* BEGIN Source records *

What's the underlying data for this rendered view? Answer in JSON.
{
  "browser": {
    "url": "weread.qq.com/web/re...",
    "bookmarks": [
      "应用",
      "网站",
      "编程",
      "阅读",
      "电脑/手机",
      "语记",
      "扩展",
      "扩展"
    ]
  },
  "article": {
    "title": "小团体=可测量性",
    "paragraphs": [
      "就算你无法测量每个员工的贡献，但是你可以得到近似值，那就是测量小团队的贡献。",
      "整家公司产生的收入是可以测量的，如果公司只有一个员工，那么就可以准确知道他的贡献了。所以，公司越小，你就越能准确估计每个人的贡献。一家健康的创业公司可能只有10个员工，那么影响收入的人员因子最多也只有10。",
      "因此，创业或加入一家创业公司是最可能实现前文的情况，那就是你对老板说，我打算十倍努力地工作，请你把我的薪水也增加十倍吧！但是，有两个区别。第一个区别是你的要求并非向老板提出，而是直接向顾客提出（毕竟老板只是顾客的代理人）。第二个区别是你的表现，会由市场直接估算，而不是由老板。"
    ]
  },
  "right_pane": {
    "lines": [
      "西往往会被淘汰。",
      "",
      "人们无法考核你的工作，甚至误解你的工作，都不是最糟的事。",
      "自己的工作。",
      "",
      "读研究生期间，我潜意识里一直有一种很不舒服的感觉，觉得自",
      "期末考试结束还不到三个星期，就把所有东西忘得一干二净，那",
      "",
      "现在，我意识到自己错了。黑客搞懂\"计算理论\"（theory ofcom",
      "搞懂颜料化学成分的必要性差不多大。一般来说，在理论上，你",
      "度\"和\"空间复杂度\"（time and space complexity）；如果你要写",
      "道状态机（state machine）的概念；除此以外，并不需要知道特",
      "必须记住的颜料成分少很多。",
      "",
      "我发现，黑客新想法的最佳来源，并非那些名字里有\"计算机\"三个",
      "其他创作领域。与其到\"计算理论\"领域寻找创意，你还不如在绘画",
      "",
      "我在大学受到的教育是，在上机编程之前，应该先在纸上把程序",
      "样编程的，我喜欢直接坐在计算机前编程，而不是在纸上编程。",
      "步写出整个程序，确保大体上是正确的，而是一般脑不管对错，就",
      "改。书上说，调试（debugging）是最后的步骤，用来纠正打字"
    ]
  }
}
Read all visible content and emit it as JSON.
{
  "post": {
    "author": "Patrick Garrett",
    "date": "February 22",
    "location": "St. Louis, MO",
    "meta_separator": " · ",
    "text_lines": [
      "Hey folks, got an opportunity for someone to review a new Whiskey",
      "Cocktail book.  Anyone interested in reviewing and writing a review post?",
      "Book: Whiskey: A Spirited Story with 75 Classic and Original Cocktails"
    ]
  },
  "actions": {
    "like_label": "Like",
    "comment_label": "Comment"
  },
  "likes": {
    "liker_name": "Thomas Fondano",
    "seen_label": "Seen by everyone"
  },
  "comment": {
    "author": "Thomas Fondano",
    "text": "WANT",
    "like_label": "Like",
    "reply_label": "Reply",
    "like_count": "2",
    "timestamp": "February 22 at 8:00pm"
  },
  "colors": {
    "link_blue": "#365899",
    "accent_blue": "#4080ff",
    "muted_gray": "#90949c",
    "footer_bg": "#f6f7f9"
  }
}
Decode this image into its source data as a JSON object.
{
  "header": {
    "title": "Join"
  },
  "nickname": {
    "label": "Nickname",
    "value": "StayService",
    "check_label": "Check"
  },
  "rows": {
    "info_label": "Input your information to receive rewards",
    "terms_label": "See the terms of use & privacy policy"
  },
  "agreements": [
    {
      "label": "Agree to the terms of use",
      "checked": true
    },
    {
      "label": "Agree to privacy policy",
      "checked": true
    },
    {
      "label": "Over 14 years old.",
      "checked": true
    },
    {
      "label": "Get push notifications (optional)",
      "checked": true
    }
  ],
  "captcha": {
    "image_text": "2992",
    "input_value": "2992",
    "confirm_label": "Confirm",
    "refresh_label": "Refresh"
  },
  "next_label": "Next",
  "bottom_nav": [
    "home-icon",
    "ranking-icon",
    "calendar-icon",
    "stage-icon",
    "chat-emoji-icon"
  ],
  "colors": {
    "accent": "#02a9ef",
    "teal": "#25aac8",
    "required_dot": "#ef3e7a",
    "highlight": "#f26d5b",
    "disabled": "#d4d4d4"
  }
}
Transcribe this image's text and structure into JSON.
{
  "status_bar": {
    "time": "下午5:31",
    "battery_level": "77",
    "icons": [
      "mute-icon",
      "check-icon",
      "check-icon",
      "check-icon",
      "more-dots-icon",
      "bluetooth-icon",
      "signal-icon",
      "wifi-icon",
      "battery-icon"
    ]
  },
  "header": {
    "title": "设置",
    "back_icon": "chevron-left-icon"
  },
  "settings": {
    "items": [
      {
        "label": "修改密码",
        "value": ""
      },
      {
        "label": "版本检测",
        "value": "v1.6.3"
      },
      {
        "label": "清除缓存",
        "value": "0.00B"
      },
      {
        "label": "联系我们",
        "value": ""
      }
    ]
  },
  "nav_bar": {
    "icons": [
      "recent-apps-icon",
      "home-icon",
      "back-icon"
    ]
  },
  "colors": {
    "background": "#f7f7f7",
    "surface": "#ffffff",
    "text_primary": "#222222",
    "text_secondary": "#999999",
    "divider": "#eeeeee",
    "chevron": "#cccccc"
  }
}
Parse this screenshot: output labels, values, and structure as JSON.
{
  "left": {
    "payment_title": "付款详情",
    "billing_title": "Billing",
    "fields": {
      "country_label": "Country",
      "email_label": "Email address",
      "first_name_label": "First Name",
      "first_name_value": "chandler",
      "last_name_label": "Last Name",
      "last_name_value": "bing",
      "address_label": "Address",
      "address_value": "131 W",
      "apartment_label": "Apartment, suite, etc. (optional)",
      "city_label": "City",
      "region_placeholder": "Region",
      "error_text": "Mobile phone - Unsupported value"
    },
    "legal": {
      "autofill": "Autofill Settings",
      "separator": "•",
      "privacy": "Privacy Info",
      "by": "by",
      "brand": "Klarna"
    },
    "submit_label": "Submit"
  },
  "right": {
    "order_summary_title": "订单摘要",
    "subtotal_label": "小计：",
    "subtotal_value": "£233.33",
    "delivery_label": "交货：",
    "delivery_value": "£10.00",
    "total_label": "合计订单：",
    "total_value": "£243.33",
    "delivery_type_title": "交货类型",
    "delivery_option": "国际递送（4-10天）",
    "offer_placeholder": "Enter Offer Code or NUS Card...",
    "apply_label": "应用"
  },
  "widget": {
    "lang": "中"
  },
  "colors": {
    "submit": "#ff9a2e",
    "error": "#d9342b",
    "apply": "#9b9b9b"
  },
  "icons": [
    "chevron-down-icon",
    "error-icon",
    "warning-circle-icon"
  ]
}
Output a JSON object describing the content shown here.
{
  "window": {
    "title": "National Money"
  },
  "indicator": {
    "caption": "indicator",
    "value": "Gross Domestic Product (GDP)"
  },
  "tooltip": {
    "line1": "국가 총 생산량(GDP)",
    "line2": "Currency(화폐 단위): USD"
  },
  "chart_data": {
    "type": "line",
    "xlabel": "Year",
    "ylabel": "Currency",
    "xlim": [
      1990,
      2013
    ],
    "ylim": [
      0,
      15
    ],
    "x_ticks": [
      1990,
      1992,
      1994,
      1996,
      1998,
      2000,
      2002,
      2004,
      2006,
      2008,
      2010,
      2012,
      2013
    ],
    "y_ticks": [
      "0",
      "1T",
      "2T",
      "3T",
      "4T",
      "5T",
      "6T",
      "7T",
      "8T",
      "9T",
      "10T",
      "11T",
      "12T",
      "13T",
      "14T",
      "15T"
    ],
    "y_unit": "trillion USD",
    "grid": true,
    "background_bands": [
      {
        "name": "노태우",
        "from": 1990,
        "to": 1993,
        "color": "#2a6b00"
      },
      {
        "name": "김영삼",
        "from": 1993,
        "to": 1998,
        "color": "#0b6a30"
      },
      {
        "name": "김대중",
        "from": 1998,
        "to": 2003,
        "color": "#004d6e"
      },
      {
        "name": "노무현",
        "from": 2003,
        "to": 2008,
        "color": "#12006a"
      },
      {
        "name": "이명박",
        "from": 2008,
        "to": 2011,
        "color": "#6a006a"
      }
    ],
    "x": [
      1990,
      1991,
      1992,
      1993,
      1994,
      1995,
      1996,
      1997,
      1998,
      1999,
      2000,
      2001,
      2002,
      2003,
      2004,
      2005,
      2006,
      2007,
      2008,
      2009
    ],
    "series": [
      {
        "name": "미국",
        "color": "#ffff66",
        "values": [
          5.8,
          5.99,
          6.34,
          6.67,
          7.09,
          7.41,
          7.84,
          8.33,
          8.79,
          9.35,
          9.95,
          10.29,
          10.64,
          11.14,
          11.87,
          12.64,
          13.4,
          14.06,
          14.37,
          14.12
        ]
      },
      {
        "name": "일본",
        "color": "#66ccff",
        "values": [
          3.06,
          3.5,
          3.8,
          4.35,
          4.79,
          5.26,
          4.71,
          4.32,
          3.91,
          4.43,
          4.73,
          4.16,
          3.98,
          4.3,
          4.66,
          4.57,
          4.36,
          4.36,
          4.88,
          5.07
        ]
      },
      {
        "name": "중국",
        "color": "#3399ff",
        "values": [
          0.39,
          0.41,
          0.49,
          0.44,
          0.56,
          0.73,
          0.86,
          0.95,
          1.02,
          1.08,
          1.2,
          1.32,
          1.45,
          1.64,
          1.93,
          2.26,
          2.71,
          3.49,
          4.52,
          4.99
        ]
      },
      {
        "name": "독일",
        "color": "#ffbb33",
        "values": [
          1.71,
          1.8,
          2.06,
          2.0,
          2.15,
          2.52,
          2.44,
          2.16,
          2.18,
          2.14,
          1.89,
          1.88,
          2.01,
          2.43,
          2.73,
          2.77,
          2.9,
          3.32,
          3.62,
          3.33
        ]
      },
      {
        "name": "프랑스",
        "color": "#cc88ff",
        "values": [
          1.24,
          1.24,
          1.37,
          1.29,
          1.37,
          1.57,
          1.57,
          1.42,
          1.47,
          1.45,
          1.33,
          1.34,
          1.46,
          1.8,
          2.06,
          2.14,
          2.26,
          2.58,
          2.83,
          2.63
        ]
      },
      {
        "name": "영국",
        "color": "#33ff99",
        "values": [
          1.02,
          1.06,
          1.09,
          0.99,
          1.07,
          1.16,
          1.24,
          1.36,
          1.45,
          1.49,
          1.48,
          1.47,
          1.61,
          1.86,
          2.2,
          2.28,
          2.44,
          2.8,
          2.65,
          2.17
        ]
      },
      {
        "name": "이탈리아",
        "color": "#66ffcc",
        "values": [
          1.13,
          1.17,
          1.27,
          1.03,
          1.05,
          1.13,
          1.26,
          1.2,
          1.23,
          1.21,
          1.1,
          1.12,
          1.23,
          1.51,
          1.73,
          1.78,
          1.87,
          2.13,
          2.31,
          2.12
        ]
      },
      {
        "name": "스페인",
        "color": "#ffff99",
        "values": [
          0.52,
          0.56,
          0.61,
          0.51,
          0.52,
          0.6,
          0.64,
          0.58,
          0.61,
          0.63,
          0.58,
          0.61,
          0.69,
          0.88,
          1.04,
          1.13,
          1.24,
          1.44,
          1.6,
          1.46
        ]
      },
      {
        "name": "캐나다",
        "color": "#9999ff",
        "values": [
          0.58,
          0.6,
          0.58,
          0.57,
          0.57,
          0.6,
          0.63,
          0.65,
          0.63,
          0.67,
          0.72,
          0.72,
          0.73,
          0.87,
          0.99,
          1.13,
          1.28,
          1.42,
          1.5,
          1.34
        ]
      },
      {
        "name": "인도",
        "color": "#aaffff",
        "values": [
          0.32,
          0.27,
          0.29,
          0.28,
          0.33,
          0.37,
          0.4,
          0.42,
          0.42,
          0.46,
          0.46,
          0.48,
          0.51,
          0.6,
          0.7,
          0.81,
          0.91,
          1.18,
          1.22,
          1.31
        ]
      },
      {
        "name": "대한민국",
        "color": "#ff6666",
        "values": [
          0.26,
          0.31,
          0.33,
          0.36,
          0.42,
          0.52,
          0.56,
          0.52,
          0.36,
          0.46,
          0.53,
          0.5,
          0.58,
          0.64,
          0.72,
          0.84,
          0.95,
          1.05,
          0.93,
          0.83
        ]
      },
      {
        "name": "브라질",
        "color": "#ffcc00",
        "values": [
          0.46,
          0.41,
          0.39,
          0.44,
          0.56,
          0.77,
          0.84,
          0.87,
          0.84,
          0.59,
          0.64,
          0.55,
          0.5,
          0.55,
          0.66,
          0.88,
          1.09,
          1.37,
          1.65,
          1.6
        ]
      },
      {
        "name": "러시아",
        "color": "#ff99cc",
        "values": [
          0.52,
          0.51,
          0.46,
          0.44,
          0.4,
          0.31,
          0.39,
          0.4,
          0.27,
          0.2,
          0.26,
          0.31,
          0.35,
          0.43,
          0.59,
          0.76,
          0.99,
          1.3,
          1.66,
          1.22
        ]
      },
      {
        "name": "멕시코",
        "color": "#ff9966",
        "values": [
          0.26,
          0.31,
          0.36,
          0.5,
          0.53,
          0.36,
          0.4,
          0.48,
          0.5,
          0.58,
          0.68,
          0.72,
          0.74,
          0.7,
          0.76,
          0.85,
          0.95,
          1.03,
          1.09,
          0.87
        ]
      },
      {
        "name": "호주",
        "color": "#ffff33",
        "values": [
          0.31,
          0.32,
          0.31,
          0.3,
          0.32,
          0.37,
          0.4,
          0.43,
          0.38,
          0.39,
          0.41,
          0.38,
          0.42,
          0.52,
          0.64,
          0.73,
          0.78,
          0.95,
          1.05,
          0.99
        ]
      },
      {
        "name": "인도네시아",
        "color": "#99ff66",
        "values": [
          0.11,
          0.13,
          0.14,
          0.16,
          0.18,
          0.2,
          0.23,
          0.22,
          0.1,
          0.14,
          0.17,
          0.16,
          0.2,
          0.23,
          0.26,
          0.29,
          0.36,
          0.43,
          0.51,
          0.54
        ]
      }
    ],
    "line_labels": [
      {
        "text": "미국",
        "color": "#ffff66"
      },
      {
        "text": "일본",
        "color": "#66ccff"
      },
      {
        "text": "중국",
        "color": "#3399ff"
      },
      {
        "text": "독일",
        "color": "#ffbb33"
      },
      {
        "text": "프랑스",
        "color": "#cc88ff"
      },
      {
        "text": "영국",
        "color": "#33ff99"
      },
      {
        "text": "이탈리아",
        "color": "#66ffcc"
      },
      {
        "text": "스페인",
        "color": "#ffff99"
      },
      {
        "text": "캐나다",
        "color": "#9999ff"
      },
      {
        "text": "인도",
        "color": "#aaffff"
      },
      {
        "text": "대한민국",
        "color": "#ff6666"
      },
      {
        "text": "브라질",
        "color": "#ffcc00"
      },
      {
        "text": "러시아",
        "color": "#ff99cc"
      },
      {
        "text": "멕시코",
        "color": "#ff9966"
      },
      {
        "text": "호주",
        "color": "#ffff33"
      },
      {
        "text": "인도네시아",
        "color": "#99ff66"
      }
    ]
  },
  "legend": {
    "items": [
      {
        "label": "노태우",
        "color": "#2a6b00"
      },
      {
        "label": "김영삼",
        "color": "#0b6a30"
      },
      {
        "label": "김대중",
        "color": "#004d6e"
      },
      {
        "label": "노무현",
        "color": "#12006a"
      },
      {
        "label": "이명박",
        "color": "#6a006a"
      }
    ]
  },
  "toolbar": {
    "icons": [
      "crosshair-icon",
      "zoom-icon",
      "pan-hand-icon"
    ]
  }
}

* END Source records *

* [Aim of the exercise] Extract every line above that contains the word "post".

* [Answer in full]
  "post": {
      "Cocktail book.  Anyone interested in reviewing and writing a review post?",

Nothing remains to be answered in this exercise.